Stored dataset items
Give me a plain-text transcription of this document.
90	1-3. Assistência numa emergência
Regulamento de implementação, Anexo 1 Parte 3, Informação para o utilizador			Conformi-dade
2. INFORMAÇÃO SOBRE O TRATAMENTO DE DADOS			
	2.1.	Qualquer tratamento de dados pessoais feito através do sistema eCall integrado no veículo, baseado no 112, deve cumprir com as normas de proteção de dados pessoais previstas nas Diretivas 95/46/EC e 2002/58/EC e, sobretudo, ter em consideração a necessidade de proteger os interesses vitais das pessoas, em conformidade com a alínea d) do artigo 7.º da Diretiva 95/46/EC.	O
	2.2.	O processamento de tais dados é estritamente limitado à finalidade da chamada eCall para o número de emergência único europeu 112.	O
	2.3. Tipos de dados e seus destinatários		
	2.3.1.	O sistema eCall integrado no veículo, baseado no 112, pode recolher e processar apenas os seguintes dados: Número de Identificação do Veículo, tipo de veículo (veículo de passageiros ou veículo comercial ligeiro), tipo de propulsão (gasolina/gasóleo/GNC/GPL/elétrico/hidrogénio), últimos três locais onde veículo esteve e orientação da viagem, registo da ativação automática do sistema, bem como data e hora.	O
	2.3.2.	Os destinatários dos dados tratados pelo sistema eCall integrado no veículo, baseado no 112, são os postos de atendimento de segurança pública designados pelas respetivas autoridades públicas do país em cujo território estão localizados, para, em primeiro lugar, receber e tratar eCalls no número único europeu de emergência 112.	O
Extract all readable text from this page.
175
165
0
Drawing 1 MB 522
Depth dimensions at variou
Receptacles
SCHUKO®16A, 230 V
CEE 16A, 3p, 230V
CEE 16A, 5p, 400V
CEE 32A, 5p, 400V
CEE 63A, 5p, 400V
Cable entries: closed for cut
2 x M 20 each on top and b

- [Set problem]: Copy each line of the listing that includes "europeu".

- [Full response]:
	2.2.	O processamento de tais dados é estritamente limitado à finalidade da chamada eCall para o número de emergência único europeu 112.	O
	2.3.2.	Os destinatários dos dados tratados pelo sistema eCall integrado no veículo, baseado no 112, são os postos de atendimento de segurança pública designados pelas respetivas autoridades públicas do país em cujo território estão localizados, para, em primeiro lugar, receber e tratar eCalls no número único europeu de emergência 112.	O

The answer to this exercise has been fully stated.